WORK REQUIRED: Extract and list every line that contains the word "name".

*****

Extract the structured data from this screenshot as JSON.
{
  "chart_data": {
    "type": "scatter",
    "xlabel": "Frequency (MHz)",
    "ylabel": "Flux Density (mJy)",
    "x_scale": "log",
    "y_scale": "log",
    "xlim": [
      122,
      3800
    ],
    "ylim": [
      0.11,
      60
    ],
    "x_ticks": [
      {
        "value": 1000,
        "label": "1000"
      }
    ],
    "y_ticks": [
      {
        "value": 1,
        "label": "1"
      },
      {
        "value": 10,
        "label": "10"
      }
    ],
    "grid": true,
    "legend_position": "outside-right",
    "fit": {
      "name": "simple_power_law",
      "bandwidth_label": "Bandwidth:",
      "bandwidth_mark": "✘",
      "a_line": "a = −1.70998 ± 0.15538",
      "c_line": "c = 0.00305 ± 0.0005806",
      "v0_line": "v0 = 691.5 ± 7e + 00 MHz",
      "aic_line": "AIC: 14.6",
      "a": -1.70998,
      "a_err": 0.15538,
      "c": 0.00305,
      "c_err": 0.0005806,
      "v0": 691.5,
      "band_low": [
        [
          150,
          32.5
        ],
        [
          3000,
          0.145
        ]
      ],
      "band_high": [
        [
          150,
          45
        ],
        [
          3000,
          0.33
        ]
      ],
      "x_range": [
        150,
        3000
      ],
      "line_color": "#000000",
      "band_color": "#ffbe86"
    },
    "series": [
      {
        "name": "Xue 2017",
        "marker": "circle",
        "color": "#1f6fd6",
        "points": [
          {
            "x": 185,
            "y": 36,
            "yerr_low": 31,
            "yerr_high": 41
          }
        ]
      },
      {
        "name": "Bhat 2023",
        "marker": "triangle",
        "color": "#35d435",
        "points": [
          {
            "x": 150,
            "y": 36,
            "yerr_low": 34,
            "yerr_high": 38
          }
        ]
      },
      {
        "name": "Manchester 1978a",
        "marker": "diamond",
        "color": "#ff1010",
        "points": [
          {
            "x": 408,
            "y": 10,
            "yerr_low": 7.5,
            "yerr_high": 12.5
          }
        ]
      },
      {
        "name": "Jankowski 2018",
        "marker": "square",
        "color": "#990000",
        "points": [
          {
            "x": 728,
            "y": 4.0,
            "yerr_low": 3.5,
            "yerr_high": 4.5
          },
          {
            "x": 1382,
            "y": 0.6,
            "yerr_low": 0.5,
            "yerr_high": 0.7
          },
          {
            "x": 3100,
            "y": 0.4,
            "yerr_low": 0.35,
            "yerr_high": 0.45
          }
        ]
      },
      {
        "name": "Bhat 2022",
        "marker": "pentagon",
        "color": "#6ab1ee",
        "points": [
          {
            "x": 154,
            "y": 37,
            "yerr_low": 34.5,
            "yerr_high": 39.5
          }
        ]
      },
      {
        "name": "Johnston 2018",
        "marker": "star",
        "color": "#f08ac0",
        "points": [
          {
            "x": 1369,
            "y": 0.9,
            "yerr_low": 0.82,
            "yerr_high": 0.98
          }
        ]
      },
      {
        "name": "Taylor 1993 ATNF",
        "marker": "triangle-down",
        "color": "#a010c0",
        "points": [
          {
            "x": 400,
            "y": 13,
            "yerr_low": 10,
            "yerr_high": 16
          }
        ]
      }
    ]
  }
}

*****

RESULT OF THE TASK:
      "name": "simple_power_law",
        "name": "Xue 2017",
        "name": "Bhat 2023",
        "name": "Manchester 1978a",
        "name": "Jankowski 2018",
        "name": "Bhat 2022",
        "name": "Johnston 2018",
        "name": "Taylor 1993 ATNF",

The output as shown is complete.